In the copy, include every entry exactly but none of the pictures.

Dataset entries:
┏━━

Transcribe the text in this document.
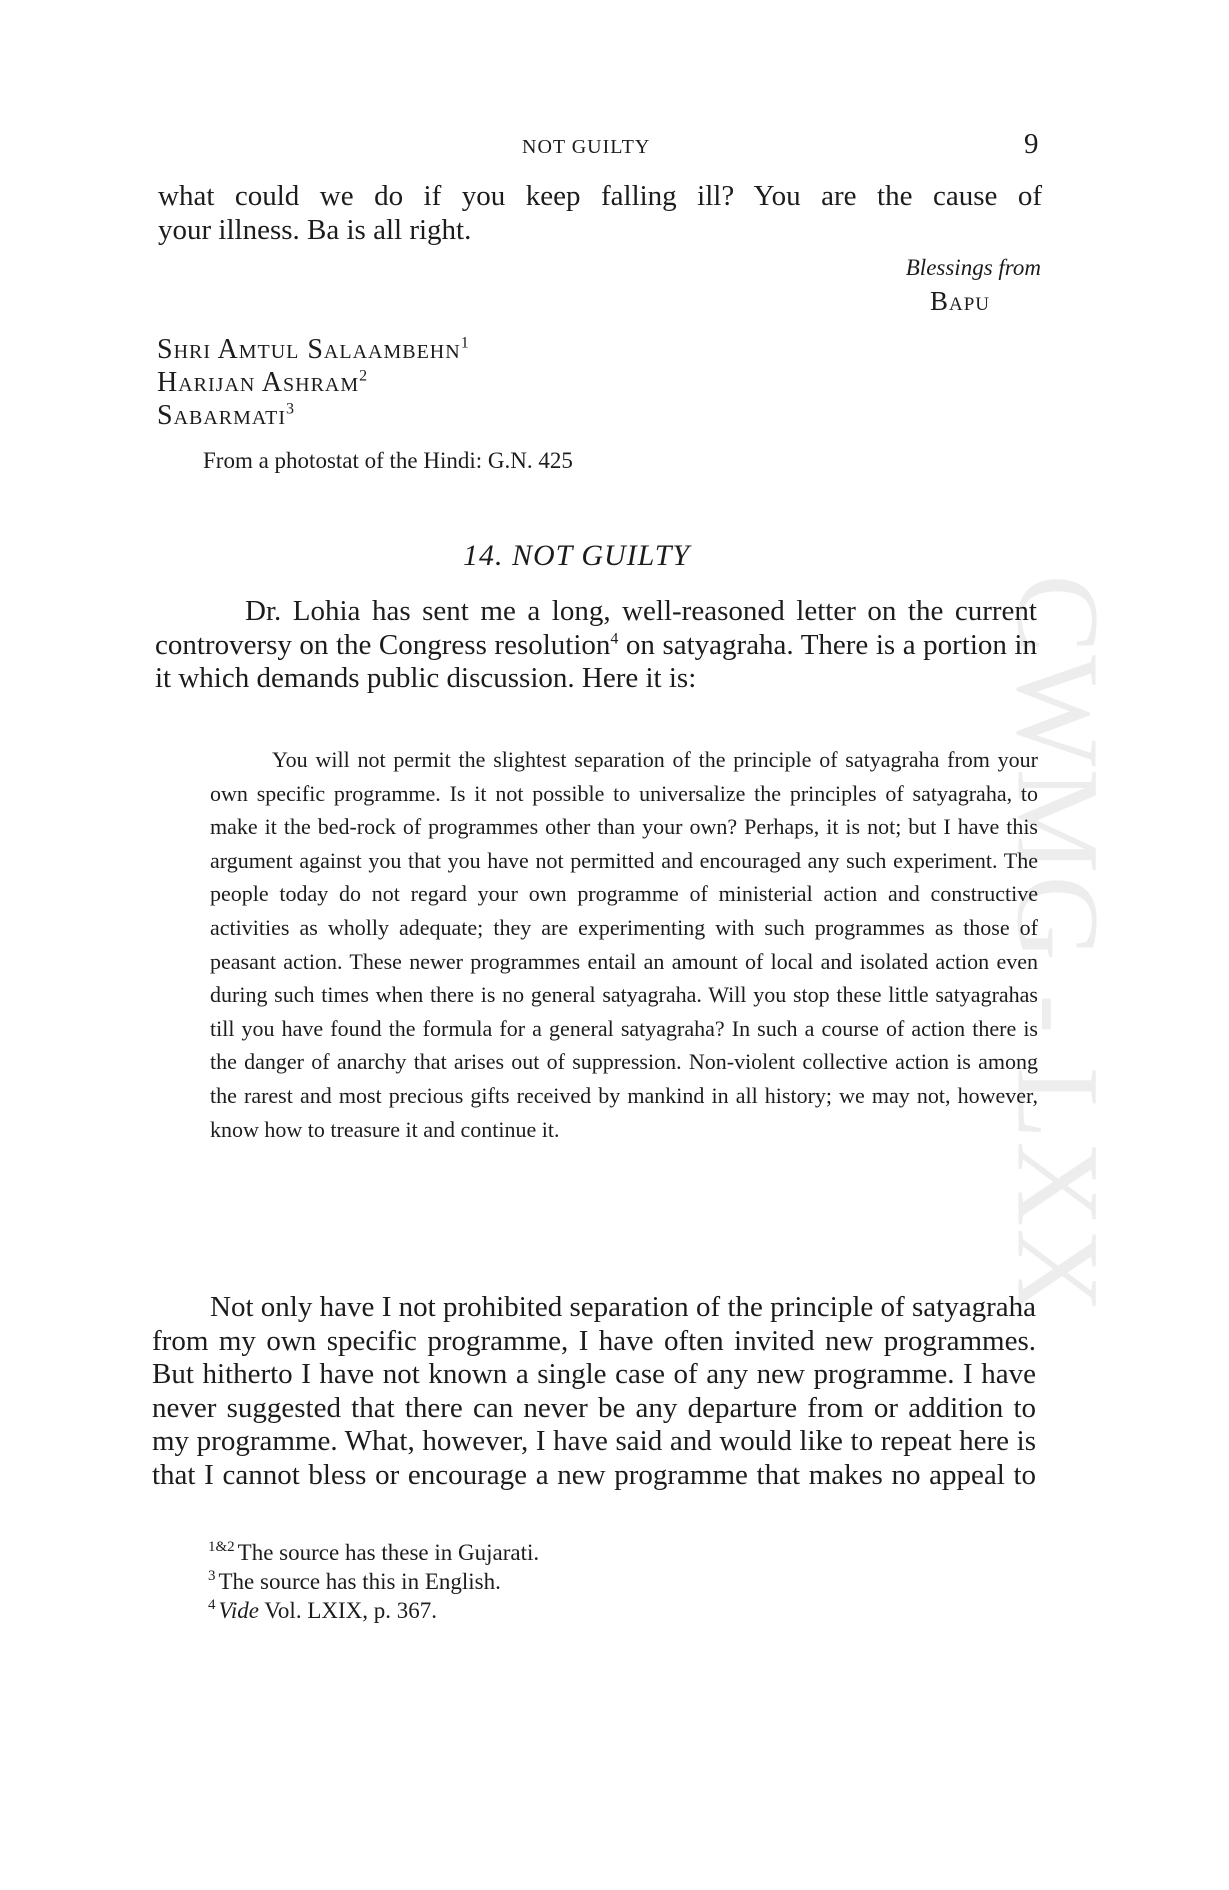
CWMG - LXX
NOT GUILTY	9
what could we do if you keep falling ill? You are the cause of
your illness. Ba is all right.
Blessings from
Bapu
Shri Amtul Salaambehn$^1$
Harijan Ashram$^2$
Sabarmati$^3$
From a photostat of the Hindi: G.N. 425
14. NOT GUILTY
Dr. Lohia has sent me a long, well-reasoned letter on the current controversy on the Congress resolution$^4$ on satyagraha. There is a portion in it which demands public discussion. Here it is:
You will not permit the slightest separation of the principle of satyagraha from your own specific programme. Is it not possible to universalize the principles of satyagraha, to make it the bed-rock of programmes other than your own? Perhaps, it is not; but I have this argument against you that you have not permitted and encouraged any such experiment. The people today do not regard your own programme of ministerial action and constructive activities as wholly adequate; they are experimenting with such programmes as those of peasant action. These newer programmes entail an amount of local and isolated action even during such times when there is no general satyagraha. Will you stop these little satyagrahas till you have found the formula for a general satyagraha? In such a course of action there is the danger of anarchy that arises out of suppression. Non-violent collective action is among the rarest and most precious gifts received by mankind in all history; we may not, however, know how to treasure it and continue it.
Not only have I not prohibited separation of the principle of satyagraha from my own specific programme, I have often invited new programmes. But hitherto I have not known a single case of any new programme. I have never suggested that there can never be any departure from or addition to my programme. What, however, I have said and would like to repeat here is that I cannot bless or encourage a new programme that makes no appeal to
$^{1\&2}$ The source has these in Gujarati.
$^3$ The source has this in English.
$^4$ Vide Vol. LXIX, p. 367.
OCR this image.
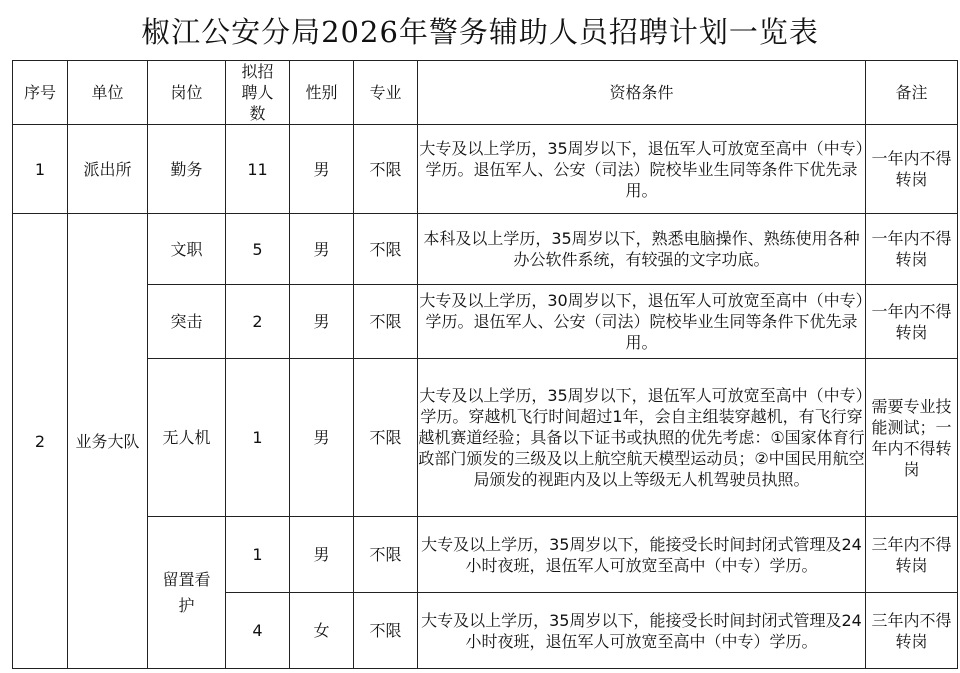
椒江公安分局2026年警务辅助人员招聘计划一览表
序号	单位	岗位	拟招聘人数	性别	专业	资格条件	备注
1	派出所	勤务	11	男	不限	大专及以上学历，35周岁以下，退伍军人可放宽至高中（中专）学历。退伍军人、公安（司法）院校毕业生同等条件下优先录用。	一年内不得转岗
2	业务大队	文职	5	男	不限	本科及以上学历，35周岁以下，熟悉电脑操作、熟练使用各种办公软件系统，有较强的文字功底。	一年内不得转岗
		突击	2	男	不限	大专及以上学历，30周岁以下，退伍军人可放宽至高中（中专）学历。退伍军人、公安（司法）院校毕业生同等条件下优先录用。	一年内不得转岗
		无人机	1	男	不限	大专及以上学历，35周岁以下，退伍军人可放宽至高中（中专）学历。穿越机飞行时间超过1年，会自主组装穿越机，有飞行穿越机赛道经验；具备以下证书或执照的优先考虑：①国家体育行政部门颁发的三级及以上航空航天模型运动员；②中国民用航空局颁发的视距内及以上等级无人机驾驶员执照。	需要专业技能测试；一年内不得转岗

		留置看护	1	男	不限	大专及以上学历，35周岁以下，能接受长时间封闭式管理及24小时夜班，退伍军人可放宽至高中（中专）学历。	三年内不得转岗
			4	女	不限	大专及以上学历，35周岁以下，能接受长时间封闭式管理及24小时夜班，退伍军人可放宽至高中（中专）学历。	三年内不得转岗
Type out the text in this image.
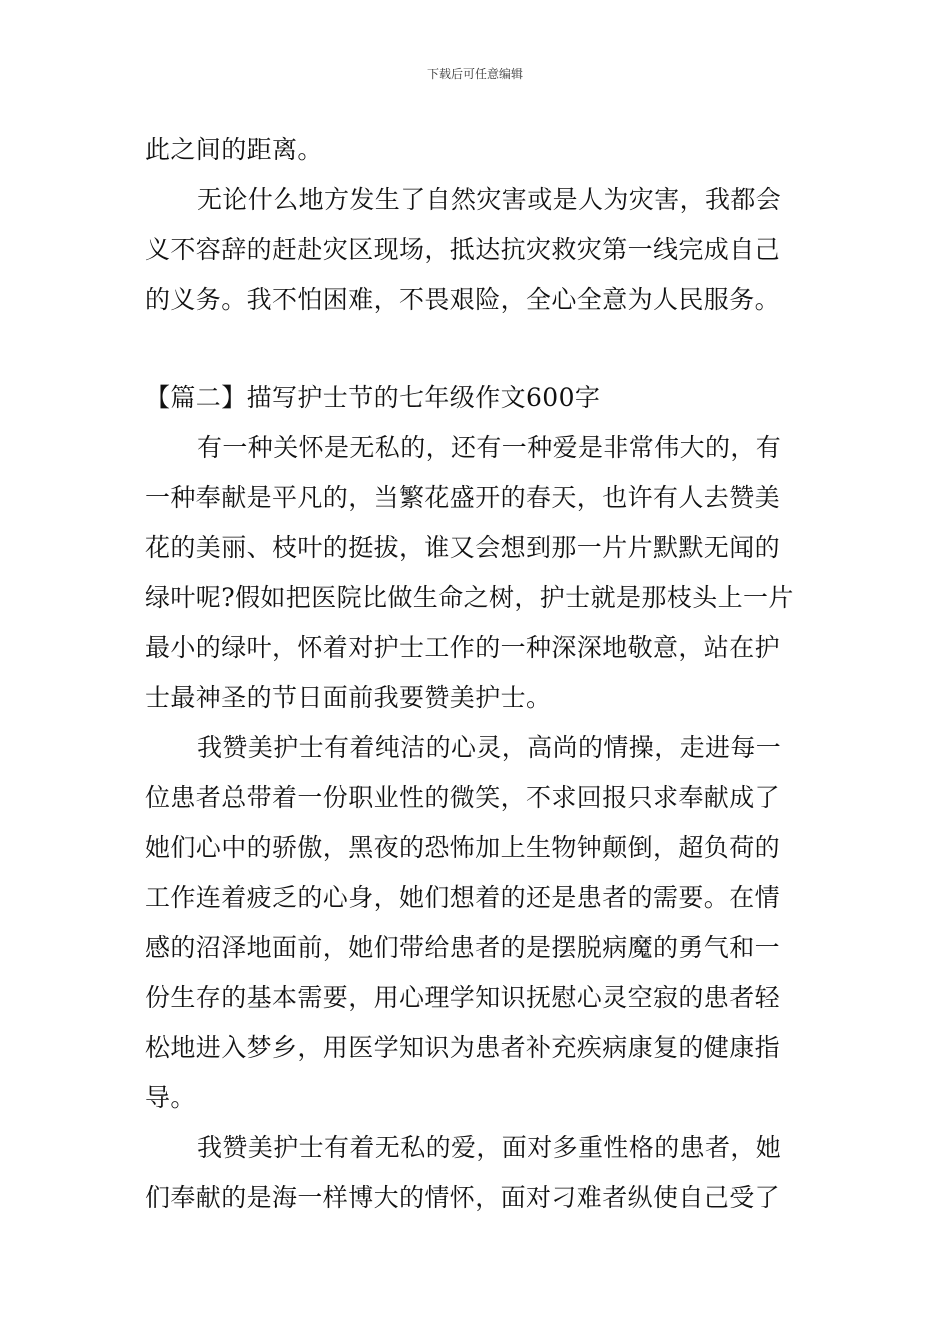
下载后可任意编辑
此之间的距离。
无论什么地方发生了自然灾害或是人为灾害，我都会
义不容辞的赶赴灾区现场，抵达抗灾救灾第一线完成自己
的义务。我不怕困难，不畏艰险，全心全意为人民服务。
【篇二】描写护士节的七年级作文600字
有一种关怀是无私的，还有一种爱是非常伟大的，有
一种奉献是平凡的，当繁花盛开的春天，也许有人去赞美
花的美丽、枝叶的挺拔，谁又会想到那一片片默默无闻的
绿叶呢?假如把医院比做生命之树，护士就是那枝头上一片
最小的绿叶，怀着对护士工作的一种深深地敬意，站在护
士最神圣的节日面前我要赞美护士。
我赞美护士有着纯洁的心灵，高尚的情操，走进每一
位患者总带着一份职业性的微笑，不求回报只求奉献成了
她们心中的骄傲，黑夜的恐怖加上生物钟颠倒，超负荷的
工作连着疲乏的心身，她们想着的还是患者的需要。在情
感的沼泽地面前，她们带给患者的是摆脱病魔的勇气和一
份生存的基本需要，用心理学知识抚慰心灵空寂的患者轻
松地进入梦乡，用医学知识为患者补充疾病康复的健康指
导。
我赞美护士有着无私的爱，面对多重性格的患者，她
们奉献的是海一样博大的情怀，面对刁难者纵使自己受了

┗━━

SOLUTION FOR THIS EXERCISE:
Transcribe the text in this document.
CWMG - LXX
NOT GUILTY	9
what could we do if you keep falling ill? You are the cause of
your illness. Ba is all right.
Blessings from
Bapu
Shri Amtul Salaambehn$^1$
Harijan Ashram$^2$
Sabarmati$^3$
From a photostat of the Hindi: G.N. 425
14. NOT GUILTY
Dr. Lohia has sent me a long, well-reasoned letter on the current controversy on the Congress resolution$^4$ on satyagraha. There is a portion in it which demands public discussion. Here it is:
You will not permit the slightest separation of the principle of satyagraha from your own specific programme. Is it not possible to universalize the principles of satyagraha, to make it the bed-rock of programmes other than your own? Perhaps, it is not; but I have this argument against you that you have not permitted and encouraged any such experiment. The people today do not regard your own programme of ministerial action and constructive activities as wholly adequate; they are experimenting with such programmes as those of peasant action. These newer programmes entail an amount of local and isolated action even during such times when there is no general satyagraha. Will you stop these little satyagrahas till you have found the formula for a general satyagraha? In such a course of action there is the danger of anarchy that arises out of suppression. Non-violent collective action is among the rarest and most precious gifts received by mankind in all history; we may not, however, know how to treasure it and continue it.
Not only have I not prohibited separation of the principle of satyagraha from my own specific programme, I have often invited new programmes. But hitherto I have not known a single case of any new programme. I have never suggested that there can never be any departure from or addition to my programme. What, however, I have said and would like to repeat here is that I cannot bless or encourage a new programme that makes no appeal to
$^{1\&2}$ The source has these in Gujarati.
$^3$ The source has this in English.
$^4$ Vide Vol. LXIX, p. 367.
OCR this image.
椒江公安分局2026年警务辅助人员招聘计划一览表
序号	单位	岗位	拟招聘人数	性别	专业	资格条件	备注
1	派出所	勤务	11	男	不限	大专及以上学历，35周岁以下，退伍军人可放宽至高中（中专）学历。退伍军人、公安（司法）院校毕业生同等条件下优先录用。	一年内不得转岗
2	业务大队	文职	5	男	不限	本科及以上学历，35周岁以下，熟悉电脑操作、熟练使用各种办公软件系统，有较强的文字功底。	一年内不得转岗
		突击	2	男	不限	大专及以上学历，30周岁以下，退伍军人可放宽至高中（中专）学历。退伍军人、公安（司法）院校毕业生同等条件下优先录用。	一年内不得转岗
		无人机	1	男	不限	大专及以上学历，35周岁以下，退伍军人可放宽至高中（中专）学历。穿越机飞行时间超过1年，会自主组装穿越机，有飞行穿越机赛道经验；具备以下证书或执照的优先考虑：①国家体育行政部门颁发的三级及以上航空航天模型运动员；②中国民用航空局颁发的视距内及以上等级无人机驾驶员执照。	需要专业技能测试；一年内不得转岗

		留置看护	1	男	不限	大专及以上学历，35周岁以下，能接受长时间封闭式管理及24小时夜班，退伍军人可放宽至高中（中专）学历。	三年内不得转岗
			4	女	不限	大专及以上学历，35周岁以下，能接受长时间封闭式管理及24小时夜班，退伍军人可放宽至高中（中专）学历。	三年内不得转岗
Type out the text in this image.
下载后可任意编辑
此之间的距离。
无论什么地方发生了自然灾害或是人为灾害，我都会
义不容辞的赶赴灾区现场，抵达抗灾救灾第一线完成自己
的义务。我不怕困难，不畏艰险，全心全意为人民服务。
【篇二】描写护士节的七年级作文600字
有一种关怀是无私的，还有一种爱是非常伟大的，有
一种奉献是平凡的，当繁花盛开的春天，也许有人去赞美
花的美丽、枝叶的挺拔，谁又会想到那一片片默默无闻的
绿叶呢?假如把医院比做生命之树，护士就是那枝头上一片
最小的绿叶，怀着对护士工作的一种深深地敬意，站在护
士最神圣的节日面前我要赞美护士。
我赞美护士有着纯洁的心灵，高尚的情操，走进每一
位患者总带着一份职业性的微笑，不求回报只求奉献成了
她们心中的骄傲，黑夜的恐怖加上生物钟颠倒，超负荷的
工作连着疲乏的心身，她们想着的还是患者的需要。在情
感的沼泽地面前，她们带给患者的是摆脱病魔的勇气和一
份生存的基本需要，用心理学知识抚慰心灵空寂的患者轻
松地进入梦乡，用医学知识为患者补充疾病康复的健康指
导。
我赞美护士有着无私的爱，面对多重性格的患者，她
们奉献的是海一样博大的情怀，面对刁难者纵使自己受了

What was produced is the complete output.